EXERCISE DESCRIPTION –
Copy each line that has the string "name" somewhere in it.

TASK DATA –
* START *

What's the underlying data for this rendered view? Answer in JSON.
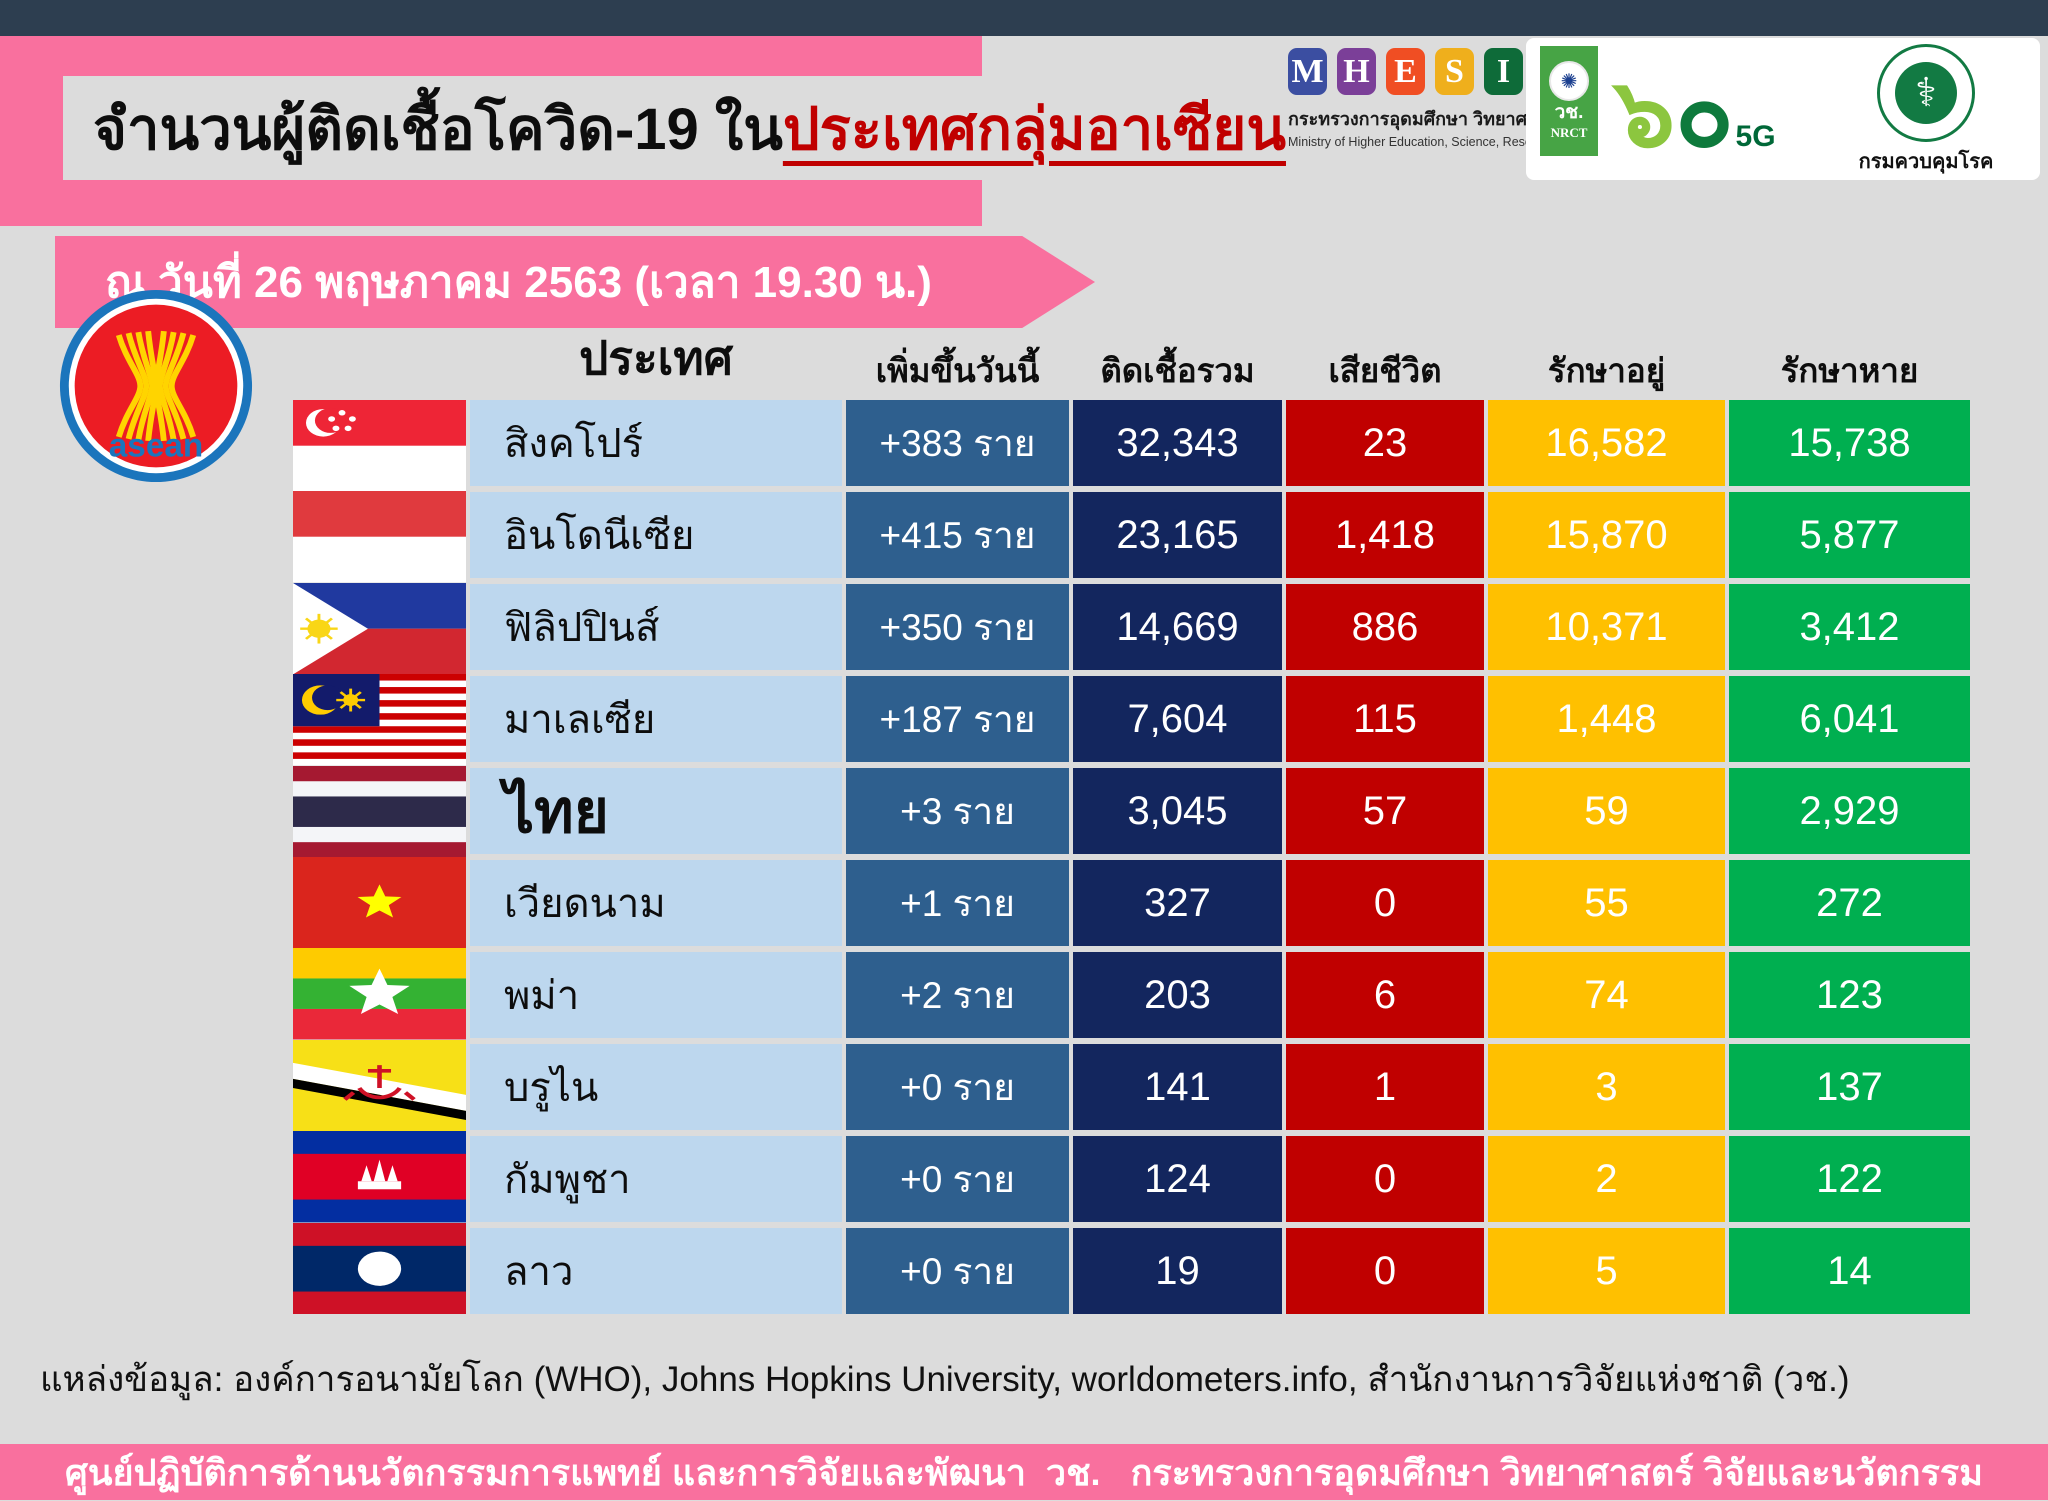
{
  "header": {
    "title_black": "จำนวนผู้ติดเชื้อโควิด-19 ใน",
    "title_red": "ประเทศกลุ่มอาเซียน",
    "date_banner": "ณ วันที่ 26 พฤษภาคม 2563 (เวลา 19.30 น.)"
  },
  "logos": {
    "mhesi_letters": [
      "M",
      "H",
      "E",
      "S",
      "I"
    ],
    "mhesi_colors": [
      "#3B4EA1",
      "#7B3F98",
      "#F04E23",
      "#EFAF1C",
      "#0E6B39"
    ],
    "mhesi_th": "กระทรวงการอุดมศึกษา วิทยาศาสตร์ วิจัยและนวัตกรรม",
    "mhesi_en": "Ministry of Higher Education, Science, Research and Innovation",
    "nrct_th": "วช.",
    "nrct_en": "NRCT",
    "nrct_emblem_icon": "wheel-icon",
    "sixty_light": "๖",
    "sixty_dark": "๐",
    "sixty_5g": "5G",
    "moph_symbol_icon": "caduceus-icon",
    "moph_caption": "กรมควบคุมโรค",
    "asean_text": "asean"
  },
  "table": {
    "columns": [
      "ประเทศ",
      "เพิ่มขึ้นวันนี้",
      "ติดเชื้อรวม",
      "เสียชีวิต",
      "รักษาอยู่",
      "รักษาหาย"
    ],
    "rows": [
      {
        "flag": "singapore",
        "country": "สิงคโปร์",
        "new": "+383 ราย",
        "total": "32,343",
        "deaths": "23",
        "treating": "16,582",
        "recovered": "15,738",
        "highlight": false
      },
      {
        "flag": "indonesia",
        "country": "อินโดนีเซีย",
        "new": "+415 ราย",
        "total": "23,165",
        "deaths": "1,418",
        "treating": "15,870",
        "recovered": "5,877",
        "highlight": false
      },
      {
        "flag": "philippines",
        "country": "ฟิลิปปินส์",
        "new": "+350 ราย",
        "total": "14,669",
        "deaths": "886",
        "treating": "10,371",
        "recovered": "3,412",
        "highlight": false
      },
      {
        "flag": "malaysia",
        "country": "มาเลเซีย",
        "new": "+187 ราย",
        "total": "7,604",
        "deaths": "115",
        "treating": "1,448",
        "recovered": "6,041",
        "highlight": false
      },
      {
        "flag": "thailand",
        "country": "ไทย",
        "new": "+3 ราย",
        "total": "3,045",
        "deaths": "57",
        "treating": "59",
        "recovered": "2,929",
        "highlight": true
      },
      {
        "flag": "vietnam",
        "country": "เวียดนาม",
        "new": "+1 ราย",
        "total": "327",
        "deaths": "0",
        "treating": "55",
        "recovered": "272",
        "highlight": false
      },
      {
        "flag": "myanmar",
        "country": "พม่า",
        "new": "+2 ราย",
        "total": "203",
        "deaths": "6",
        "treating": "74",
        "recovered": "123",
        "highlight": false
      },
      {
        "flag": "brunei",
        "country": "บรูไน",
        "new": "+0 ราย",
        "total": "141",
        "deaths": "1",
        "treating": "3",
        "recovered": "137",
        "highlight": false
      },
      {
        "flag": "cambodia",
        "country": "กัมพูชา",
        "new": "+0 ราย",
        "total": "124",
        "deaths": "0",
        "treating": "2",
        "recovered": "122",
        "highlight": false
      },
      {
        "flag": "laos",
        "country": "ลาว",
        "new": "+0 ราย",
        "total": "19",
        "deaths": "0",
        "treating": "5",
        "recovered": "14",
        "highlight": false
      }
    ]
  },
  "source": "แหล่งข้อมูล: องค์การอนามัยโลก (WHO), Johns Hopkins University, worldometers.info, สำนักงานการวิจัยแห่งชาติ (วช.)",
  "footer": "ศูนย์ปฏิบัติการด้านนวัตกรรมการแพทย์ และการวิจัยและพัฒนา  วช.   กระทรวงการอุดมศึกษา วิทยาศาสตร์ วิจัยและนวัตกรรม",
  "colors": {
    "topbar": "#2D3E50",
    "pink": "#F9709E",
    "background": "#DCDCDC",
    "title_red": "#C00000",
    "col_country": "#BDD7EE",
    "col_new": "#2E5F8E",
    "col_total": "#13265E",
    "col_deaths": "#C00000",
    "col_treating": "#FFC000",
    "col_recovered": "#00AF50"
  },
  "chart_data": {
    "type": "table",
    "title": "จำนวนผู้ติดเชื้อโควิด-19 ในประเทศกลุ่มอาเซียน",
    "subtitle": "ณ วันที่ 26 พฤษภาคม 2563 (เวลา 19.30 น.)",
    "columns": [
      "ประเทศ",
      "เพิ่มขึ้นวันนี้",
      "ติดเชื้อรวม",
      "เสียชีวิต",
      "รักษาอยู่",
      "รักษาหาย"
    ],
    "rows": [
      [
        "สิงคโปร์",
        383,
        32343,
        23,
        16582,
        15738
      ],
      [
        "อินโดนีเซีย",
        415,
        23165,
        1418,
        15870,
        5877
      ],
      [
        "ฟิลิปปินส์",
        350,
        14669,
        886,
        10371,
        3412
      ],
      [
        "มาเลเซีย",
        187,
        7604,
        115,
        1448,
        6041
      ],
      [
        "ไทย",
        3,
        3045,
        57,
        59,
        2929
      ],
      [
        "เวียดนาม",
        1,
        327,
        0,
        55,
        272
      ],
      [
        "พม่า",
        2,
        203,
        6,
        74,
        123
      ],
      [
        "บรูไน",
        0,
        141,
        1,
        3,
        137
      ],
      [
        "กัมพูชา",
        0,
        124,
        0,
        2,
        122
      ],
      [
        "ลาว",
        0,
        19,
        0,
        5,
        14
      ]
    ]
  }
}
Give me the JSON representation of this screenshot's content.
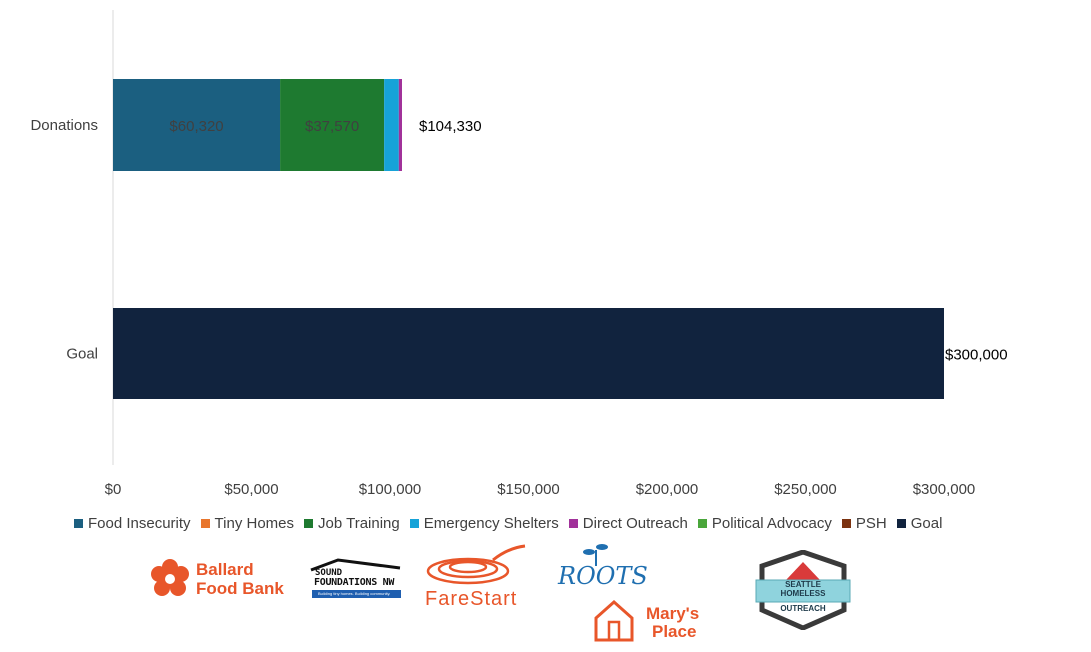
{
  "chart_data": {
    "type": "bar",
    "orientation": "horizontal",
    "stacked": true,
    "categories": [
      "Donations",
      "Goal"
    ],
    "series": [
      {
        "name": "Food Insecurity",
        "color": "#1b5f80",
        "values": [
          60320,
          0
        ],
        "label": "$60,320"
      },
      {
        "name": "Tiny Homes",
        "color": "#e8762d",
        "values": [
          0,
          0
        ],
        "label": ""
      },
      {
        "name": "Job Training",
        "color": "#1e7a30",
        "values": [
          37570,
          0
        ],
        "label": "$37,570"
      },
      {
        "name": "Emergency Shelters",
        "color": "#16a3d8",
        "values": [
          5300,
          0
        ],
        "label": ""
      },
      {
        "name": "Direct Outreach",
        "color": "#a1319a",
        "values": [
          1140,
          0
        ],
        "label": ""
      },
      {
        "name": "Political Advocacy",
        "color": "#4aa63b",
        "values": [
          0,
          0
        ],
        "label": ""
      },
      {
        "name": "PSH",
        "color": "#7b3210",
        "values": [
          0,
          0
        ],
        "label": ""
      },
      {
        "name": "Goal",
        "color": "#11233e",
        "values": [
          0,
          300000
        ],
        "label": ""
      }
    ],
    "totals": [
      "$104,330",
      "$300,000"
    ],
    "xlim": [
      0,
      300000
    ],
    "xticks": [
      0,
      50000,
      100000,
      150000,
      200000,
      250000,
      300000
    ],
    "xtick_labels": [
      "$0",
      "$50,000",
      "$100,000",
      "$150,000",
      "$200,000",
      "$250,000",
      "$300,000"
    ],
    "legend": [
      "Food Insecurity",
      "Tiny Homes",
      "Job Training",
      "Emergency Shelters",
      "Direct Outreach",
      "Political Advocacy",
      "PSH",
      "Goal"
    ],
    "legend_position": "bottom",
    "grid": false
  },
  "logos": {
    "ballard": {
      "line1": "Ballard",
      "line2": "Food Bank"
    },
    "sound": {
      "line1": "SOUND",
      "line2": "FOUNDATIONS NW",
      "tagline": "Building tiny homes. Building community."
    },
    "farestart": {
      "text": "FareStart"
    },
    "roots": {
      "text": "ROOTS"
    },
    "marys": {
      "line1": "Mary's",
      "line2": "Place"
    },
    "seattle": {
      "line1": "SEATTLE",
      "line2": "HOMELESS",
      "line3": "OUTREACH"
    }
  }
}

* END *

ANSWER TO THIS PROBLEM –
        "name": "Food Insecurity",
        "name": "Tiny Homes",
        "name": "Job Training",
        "name": "Emergency Shelters",
        "name": "Direct Outreach",
        "name": "Political Advocacy",
        "name": "PSH",
        "name": "Goal",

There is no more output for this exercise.